Given exercise:
Transcribe each record exactly. Include every one.
** BEGIN Data records **
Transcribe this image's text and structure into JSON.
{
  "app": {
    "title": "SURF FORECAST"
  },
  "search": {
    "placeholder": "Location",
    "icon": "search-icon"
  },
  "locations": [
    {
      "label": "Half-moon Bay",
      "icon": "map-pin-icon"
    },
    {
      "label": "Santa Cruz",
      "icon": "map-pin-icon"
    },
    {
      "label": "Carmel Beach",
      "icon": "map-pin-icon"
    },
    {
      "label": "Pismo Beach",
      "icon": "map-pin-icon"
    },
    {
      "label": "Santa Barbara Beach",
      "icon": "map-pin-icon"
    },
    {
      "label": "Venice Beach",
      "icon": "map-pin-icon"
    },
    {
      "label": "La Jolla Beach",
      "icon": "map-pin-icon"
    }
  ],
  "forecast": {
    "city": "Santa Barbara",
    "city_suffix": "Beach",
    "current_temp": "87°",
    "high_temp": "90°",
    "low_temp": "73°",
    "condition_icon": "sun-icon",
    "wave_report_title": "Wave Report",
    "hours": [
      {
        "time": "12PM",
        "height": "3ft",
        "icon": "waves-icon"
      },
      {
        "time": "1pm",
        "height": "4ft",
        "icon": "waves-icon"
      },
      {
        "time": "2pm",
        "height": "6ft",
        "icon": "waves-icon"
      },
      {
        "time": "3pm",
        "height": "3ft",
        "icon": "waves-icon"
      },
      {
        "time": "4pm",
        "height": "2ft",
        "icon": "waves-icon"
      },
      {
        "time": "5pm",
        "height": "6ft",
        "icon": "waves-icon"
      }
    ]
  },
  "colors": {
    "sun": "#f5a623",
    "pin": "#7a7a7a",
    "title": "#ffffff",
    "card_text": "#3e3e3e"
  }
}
** END Data records **
Response for this exercise:
Transcribe this image's text and structure into JSON.
{
  "app": {
    "title": "SURF FORECAST"
  },
  "search": {
    "placeholder": "Location",
    "icon": "search-icon"
  },
  "locations": [
    {
      "label": "Half-moon Bay",
      "icon": "map-pin-icon"
    },
    {
      "label": "Santa Cruz",
      "icon": "map-pin-icon"
    },
    {
      "label": "Carmel Beach",
      "icon": "map-pin-icon"
    },
    {
      "label": "Pismo Beach",
      "icon": "map-pin-icon"
    },
    {
      "label": "Santa Barbara Beach",
      "icon": "map-pin-icon"
    },
    {
      "label": "Venice Beach",
      "icon": "map-pin-icon"
    },
    {
      "label": "La Jolla Beach",
      "icon": "map-pin-icon"
    }
  ],
  "forecast": {
    "city": "Santa Barbara",
    "city_suffix": "Beach",
    "current_temp": "87°",
    "high_temp": "90°",
    "low_temp": "73°",
    "condition_icon": "sun-icon",
    "wave_report_title": "Wave Report",
    "hours": [
      {
        "time": "12PM",
        "height": "3ft",
        "icon": "waves-icon"
      },
      {
        "time": "1pm",
        "height": "4ft",
        "icon": "waves-icon"
      },
      {
        "time": "2pm",
        "height": "6ft",
        "icon": "waves-icon"
      },
      {
        "time": "3pm",
        "height": "3ft",
        "icon": "waves-icon"
      },
      {
        "time": "4pm",
        "height": "2ft",
        "icon": "waves-icon"
      },
      {
        "time": "5pm",
        "height": "6ft",
        "icon": "waves-icon"
      }
    ]
  },
  "colors": {
    "sun": "#f5a623",
    "pin": "#7a7a7a",
    "title": "#ffffff",
    "card_text": "#3e3e3e"
  }
}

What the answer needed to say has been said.